==== AVAILABLE RECORDS

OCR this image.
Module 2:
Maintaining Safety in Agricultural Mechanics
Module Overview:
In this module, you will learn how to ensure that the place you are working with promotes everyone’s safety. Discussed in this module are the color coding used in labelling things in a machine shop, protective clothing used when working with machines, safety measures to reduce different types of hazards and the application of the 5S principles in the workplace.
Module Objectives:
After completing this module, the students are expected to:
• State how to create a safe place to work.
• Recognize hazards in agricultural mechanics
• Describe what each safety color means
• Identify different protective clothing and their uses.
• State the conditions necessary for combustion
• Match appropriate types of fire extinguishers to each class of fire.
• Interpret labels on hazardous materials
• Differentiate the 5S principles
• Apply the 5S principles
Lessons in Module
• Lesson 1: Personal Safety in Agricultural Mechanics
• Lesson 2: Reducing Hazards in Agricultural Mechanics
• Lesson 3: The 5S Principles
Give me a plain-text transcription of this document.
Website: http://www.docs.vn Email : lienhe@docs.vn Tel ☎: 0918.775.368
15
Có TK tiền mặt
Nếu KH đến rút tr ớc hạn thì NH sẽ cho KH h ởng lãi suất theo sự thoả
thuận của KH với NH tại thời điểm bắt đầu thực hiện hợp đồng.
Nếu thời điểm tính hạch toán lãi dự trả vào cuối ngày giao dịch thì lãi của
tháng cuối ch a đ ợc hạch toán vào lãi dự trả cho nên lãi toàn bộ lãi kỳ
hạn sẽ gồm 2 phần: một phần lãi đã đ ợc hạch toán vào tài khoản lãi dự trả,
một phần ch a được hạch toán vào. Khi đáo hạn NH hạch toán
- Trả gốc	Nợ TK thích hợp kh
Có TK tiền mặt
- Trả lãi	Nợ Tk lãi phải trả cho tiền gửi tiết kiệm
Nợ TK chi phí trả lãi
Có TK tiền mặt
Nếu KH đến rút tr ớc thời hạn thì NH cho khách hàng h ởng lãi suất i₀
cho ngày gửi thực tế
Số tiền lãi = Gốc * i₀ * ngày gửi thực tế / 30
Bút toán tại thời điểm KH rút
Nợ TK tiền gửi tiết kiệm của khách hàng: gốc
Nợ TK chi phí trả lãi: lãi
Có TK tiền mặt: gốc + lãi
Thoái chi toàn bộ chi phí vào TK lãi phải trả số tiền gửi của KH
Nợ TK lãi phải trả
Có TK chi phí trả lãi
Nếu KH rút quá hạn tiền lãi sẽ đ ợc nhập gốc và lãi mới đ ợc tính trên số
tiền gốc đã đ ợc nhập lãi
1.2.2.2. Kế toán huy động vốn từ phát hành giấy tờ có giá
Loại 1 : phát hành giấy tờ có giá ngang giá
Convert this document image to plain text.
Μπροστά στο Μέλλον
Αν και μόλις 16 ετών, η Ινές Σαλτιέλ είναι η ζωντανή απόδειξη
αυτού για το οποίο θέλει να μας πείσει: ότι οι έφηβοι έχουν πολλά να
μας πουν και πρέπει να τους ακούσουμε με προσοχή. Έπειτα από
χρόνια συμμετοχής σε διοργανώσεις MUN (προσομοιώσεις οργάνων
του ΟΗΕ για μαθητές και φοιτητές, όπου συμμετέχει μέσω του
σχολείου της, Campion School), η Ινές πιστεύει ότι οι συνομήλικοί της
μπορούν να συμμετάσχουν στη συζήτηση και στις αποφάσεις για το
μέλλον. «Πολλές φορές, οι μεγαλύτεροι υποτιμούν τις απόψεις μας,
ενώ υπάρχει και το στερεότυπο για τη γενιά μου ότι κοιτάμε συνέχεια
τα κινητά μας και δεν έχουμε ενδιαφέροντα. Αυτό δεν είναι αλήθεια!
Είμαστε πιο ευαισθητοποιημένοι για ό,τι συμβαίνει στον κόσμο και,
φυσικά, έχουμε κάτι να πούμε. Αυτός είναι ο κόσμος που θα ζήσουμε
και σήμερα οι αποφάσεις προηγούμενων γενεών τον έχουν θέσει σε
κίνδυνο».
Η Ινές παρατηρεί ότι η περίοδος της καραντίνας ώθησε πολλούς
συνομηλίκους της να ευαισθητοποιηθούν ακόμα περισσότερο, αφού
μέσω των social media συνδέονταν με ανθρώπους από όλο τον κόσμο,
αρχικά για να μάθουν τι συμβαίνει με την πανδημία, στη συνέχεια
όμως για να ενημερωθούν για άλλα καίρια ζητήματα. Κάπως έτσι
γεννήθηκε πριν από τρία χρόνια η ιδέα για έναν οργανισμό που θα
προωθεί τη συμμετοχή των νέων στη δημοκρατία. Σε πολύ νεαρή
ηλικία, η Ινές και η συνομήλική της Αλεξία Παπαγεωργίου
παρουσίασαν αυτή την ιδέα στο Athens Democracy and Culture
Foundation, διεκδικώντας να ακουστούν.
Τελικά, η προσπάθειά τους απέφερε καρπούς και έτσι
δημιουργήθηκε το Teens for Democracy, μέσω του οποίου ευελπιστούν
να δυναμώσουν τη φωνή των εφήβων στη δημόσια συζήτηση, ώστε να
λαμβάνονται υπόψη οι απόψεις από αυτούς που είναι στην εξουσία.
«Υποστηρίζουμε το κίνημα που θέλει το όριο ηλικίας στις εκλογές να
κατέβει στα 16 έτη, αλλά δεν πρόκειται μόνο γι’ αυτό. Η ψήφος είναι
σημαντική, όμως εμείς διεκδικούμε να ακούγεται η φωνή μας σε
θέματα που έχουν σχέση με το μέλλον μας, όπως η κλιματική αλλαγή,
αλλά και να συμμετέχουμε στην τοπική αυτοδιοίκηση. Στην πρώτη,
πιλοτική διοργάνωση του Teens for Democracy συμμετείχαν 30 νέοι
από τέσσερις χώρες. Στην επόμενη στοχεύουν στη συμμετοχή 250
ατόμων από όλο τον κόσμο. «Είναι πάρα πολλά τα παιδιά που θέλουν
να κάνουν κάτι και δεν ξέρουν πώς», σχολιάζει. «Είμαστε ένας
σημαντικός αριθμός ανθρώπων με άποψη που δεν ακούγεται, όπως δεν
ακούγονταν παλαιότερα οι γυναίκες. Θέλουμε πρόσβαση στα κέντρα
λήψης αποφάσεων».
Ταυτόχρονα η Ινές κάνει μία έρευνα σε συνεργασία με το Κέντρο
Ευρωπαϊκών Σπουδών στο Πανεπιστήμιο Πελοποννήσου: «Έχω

========

▶ OBJECTIVE
In the entries above, identify each line that includes the string "suất", then copy it.

▶ FINISHED TASK
Nếu KH đến rút tr ớc hạn thì NH sẽ cho KH h ởng lãi suất theo sự thoả
Nếu KH đến rút tr ớc thời hạn thì NH cho khách hàng h ởng lãi suất i₀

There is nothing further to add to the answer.